## Written exercise
Leave out the pictures and restate the rest of the data exactly.

## Dataset records
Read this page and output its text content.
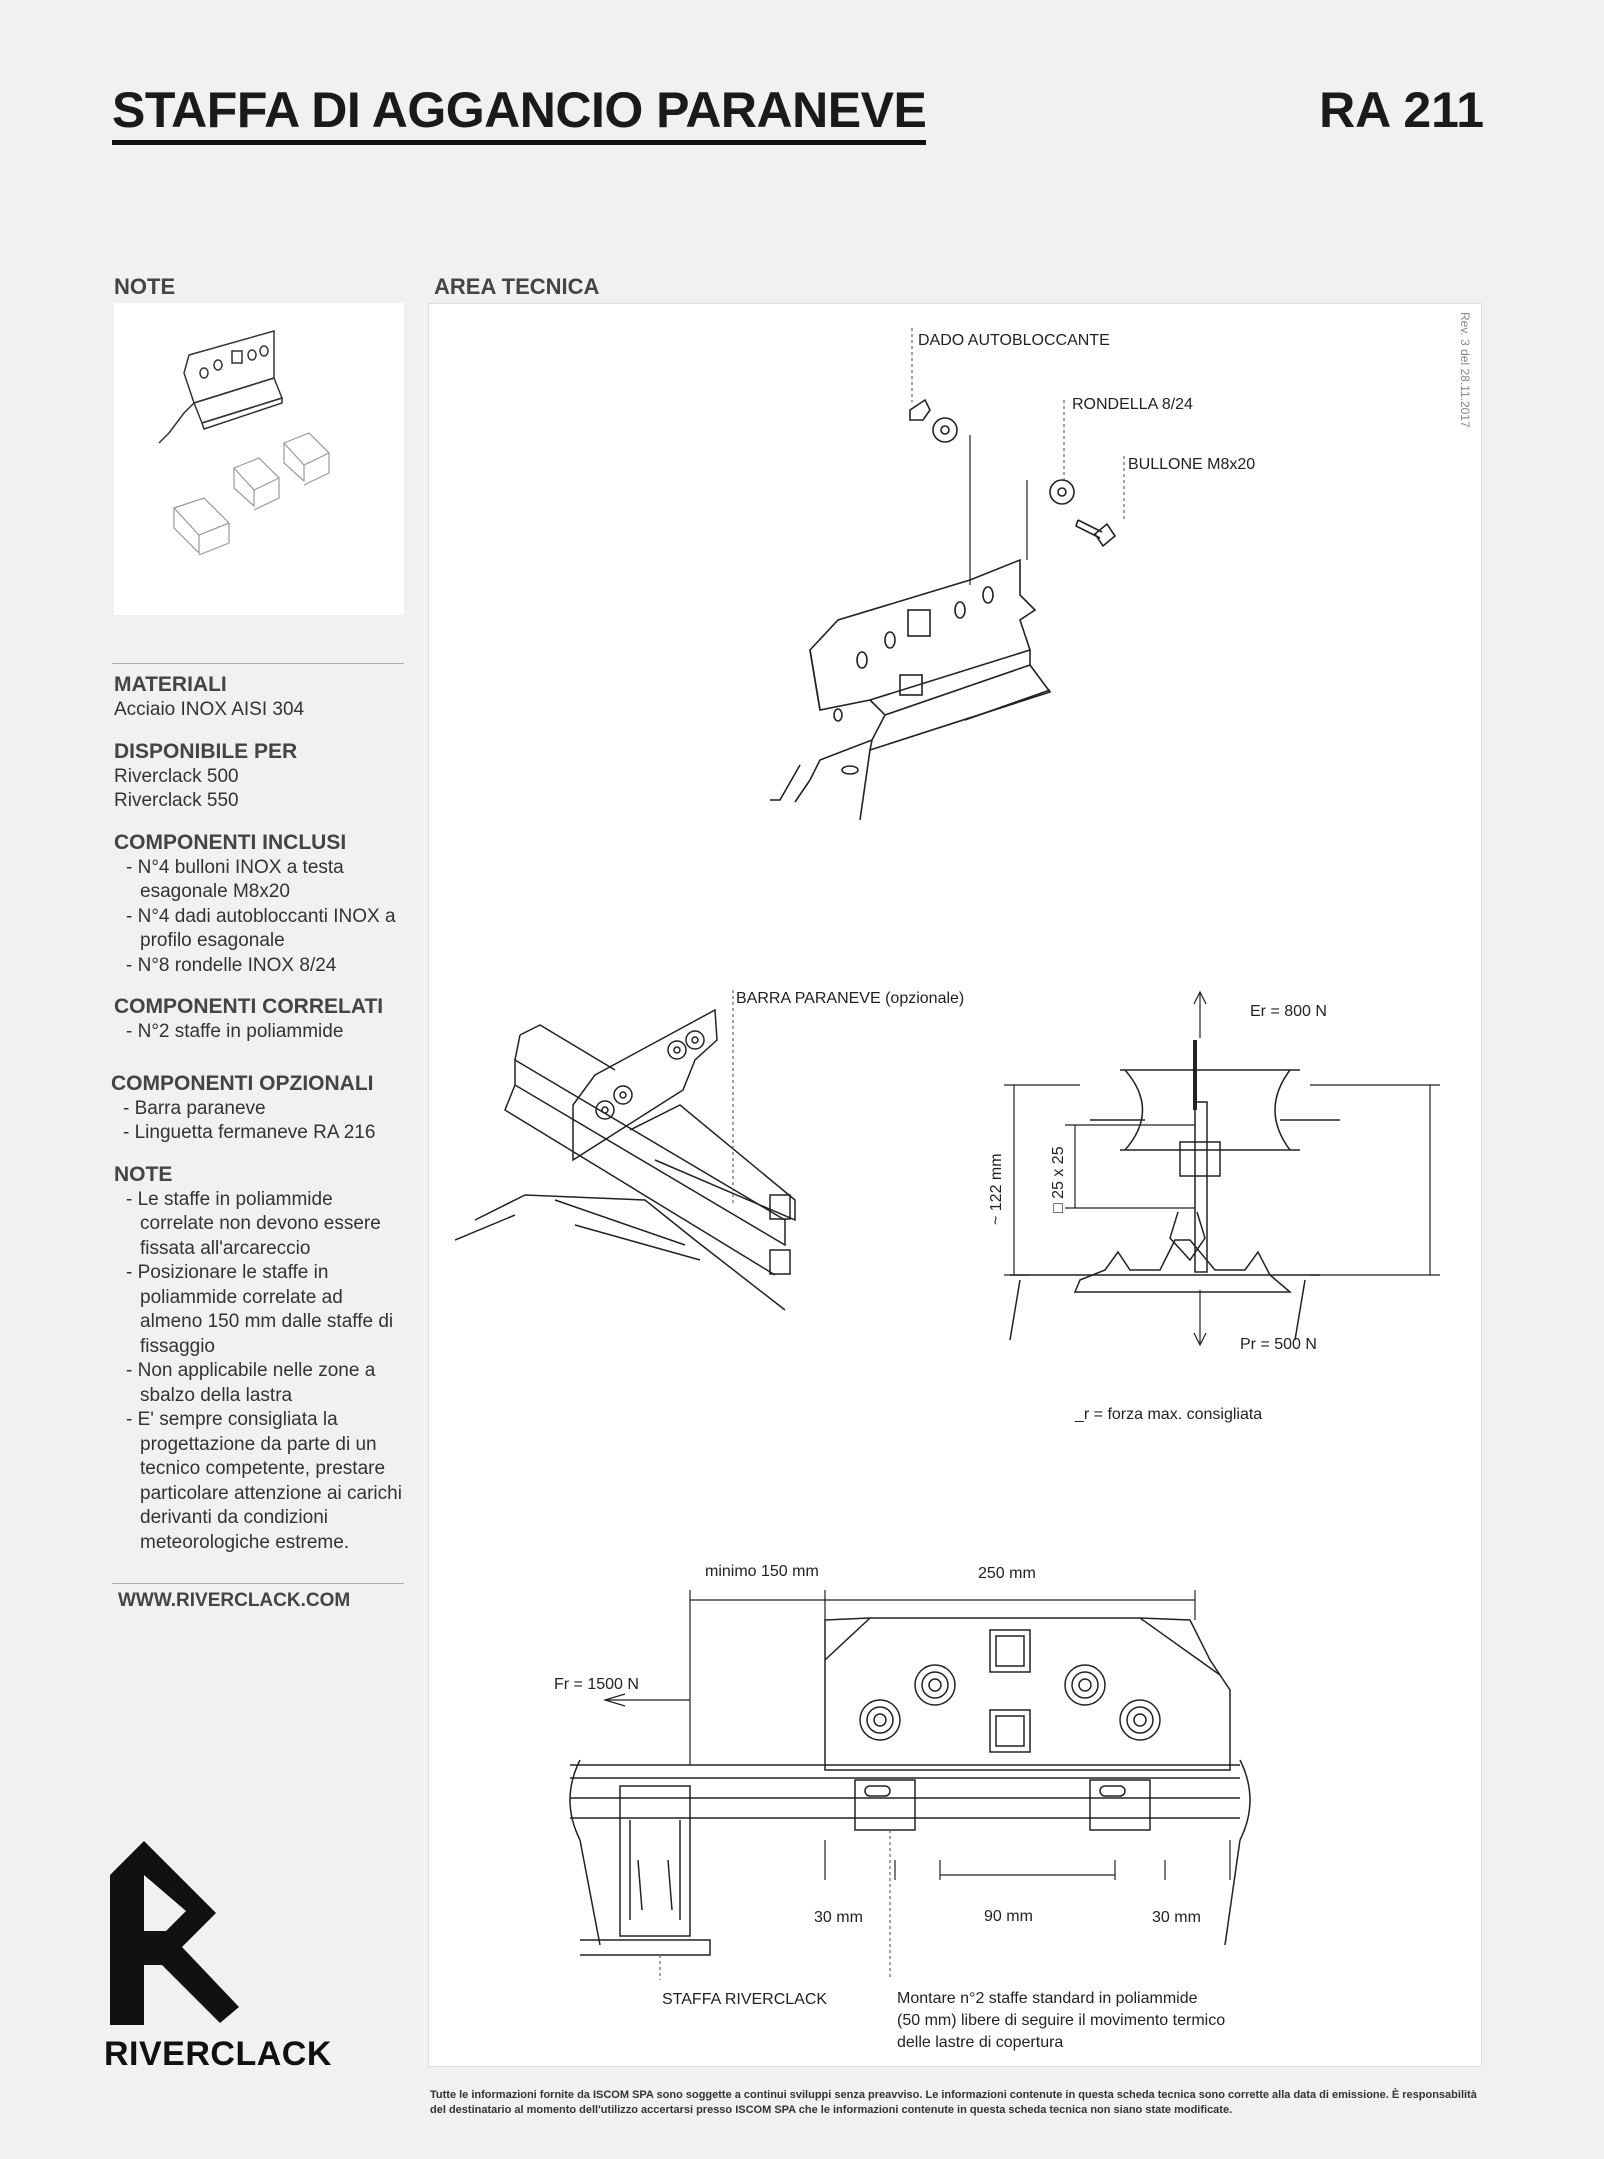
STAFFA DI AGGANCIO PARANEVE	RA 211
NOTE	AREA TECNICA
MATERIALI
Acciaio INOX AISI 304
DISPONIBILE PER
Riverclack 500
Riverclack 550
COMPONENTI INCLUSI
- N°4 bulloni INOX a testa esagonale M8x20
- N°4 dadi autobloccanti INOX a profilo esagonale
- N°8 rondelle INOX 8/24
COMPONENTI CORRELATI
- N°2 staffe in poliammide
COMPONENTI OPZIONALI
- Barra paraneve
- Linguetta fermaneve RA 216
NOTE
- Le staffe in poliammide correlate non devono essere fissata all'arcareccio
- Posizionare le staffe in poliammide correlate ad almeno 150 mm dalle staffe di fissaggio
- Non applicabile nelle zone a sbalzo della lastra
- E' sempre consigliata la progettazione da parte di un tecnico competente, prestare particolare attenzione ai carichi derivanti da condizioni meteorologiche estreme.
WWW.RIVERCLACK.COM
RIVERCLACK
Rev. 3 del 28.11.2017
DADO AUTOBLOCCANTE
RONDELLA 8/24
BULLONE M8x20
BARRA PARANEVE (opzionale)
Er = 800 N
Pr = 500 N
~ 122 mm	□ 25 x 25
_r = forza max. consigliata
minimo 150 mm	250 mm
Fr = 1500 N
30 mm	90 mm	30 mm
STAFFA RIVERCLACK	Montare n°2 staffe standard in poliammide
(50 mm) libere di seguire il movimento termico
delle lastre di copertura
Tutte le informazioni fornite da ISCOM SPA sono soggette a continui sviluppi senza preavviso. Le informazioni contenute in questa scheda tecnica sono corrette alla data di emissione. È responsabilità del destinatario al momento dell'utilizzo accertarsi presso ISCOM SPA che le informazioni contenute in questa scheda tecnica non siano state modificate.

## Solution to this problem
Read this page and output its text content.
STAFFA DI AGGANCIO PARANEVE	RA 211
NOTE	AREA TECNICA
MATERIALI
Acciaio INOX AISI 304
DISPONIBILE PER
Riverclack 500
Riverclack 550
COMPONENTI INCLUSI
- N°4 bulloni INOX a testa esagonale M8x20
- N°4 dadi autobloccanti INOX a profilo esagonale
- N°8 rondelle INOX 8/24
COMPONENTI CORRELATI
- N°2 staffe in poliammide
COMPONENTI OPZIONALI
- Barra paraneve
- Linguetta fermaneve RA 216
NOTE
- Le staffe in poliammide correlate non devono essere fissata all'arcareccio
- Posizionare le staffe in poliammide correlate ad almeno 150 mm dalle staffe di fissaggio
- Non applicabile nelle zone a sbalzo della lastra
- E' sempre consigliata la progettazione da parte di un tecnico competente, prestare particolare attenzione ai carichi derivanti da condizioni meteorologiche estreme.
WWW.RIVERCLACK.COM
RIVERCLACK
Rev. 3 del 28.11.2017
DADO AUTOBLOCCANTE
RONDELLA 8/24
BULLONE M8x20
BARRA PARANEVE (opzionale)
Er = 800 N
Pr = 500 N
~ 122 mm	□ 25 x 25
_r = forza max. consigliata
minimo 150 mm	250 mm
Fr = 1500 N
30 mm	90 mm	30 mm
STAFFA RIVERCLACK	Montare n°2 staffe standard in poliammide
(50 mm) libere di seguire il movimento termico
delle lastre di copertura
Tutte le informazioni fornite da ISCOM SPA sono soggette a continui sviluppi senza preavviso. Le informazioni contenute in questa scheda tecnica sono corrette alla data di emissione. È responsabilità del destinatario al momento dell'utilizzo accertarsi presso ISCOM SPA che le informazioni contenute in questa scheda tecnica non siano state modificate.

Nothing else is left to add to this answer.